=== Requirements ===
Check each line of the records for "连接OE"; collect those that have it.

=== Provided information ===

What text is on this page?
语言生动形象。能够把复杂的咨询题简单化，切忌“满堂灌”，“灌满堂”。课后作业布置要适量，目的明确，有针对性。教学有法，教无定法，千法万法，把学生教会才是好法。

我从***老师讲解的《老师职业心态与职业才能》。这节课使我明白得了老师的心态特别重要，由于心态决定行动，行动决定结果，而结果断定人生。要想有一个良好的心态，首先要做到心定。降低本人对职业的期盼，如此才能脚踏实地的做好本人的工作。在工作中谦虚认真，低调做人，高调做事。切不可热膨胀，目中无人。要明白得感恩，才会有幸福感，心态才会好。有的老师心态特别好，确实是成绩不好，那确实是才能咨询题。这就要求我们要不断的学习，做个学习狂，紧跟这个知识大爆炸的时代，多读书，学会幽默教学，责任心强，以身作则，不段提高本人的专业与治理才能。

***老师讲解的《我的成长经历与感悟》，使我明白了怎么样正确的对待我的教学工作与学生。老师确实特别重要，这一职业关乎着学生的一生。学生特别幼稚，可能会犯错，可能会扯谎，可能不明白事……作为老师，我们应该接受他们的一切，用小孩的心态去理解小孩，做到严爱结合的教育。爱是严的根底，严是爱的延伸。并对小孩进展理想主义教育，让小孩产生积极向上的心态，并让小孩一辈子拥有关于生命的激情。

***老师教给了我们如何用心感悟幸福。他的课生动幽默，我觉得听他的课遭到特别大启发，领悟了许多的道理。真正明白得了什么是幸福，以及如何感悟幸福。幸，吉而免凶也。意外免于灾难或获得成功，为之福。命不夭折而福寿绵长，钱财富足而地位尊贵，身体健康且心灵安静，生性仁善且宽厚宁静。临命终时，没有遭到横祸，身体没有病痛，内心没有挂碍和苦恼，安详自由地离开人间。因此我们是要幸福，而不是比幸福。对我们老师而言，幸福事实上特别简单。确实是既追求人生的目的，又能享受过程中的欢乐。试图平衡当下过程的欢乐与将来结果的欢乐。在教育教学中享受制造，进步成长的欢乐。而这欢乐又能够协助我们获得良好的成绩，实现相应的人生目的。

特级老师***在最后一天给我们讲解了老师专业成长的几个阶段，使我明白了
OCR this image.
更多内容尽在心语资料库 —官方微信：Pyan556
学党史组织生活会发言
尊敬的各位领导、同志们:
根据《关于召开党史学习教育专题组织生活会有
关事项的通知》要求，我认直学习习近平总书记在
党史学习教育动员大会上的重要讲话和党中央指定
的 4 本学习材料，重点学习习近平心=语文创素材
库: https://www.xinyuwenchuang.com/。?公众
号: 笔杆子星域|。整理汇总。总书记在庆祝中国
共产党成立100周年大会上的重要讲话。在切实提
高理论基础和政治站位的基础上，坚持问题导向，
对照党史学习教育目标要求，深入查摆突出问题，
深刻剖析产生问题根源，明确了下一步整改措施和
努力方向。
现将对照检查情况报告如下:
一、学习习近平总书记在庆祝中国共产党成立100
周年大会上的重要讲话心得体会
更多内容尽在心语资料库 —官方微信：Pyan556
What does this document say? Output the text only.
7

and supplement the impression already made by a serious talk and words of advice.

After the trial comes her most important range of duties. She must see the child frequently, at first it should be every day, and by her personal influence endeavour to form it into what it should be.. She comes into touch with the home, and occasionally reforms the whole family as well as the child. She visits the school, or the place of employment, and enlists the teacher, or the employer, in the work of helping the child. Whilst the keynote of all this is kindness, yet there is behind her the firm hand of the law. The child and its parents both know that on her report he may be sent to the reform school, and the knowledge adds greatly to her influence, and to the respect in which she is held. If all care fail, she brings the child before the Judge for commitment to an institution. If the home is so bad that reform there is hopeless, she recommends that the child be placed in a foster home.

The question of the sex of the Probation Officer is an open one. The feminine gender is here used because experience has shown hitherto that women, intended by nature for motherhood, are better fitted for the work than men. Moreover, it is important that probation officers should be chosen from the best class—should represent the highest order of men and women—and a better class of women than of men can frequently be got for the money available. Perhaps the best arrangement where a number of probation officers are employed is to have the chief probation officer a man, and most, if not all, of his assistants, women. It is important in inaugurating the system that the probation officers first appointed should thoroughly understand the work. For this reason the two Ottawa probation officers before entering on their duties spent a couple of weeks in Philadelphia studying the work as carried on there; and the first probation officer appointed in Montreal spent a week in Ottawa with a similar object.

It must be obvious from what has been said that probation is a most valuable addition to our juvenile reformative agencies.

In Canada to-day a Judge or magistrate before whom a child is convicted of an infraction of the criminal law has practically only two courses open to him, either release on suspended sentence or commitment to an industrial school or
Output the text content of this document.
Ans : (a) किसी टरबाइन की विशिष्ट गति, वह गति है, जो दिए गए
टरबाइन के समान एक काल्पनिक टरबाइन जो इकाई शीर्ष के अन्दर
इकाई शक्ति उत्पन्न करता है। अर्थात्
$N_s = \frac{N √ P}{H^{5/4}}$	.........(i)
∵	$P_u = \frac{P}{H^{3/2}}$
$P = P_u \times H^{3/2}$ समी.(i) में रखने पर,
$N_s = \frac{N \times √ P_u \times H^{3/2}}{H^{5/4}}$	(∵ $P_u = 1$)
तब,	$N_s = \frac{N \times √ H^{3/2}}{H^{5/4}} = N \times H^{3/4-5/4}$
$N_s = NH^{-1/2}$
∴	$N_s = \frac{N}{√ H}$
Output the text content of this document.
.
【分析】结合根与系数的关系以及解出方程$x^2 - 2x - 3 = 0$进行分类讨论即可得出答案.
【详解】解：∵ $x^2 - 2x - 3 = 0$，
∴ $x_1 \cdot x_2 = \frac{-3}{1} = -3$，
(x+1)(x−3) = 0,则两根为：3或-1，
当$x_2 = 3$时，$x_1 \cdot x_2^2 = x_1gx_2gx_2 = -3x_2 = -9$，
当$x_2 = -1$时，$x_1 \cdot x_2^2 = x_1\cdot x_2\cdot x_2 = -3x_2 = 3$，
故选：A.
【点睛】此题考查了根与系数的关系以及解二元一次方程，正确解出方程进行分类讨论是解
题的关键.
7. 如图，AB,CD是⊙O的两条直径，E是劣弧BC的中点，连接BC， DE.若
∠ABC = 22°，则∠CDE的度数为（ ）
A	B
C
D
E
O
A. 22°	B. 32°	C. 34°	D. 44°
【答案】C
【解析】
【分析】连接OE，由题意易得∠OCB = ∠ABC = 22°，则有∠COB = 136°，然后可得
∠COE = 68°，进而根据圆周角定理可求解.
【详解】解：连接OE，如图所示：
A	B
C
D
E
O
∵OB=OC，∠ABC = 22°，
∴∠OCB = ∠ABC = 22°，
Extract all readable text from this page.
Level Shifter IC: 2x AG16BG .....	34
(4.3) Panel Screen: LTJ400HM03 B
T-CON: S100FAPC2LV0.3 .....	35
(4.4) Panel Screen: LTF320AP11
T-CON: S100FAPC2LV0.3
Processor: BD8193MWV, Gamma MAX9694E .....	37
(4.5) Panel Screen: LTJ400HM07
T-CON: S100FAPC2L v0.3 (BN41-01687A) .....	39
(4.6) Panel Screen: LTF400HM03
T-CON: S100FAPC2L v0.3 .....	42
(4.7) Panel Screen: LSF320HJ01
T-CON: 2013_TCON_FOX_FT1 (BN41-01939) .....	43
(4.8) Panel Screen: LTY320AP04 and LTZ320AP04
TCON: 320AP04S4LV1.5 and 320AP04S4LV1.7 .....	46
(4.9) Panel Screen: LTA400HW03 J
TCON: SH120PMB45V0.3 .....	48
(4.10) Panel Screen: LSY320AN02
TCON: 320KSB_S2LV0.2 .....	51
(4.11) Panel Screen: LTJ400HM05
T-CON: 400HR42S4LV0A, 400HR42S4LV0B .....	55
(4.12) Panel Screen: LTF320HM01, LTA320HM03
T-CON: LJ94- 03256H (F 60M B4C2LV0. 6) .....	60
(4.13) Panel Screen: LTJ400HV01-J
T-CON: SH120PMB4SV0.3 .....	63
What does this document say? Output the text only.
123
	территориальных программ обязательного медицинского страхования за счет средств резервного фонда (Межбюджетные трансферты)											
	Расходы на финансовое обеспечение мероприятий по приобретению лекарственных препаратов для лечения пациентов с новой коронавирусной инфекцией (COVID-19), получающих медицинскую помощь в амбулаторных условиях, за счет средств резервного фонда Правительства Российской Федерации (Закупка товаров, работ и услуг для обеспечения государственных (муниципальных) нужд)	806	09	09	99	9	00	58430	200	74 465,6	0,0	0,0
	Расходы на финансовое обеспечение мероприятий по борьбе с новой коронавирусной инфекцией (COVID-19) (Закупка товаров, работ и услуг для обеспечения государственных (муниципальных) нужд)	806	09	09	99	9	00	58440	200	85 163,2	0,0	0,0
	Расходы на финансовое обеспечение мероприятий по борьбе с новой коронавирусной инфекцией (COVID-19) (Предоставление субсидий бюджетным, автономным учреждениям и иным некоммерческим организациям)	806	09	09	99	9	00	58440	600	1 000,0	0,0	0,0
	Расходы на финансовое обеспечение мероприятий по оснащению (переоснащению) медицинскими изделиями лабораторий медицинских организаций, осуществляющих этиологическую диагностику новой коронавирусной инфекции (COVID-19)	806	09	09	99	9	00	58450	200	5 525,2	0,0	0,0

===

=== Task answer ===
【分析】连接OE，由题意易得∠OCB = ∠ABC = 22°，则有∠COB = 136°，然后可得
【详解】解：连接OE，如图所示：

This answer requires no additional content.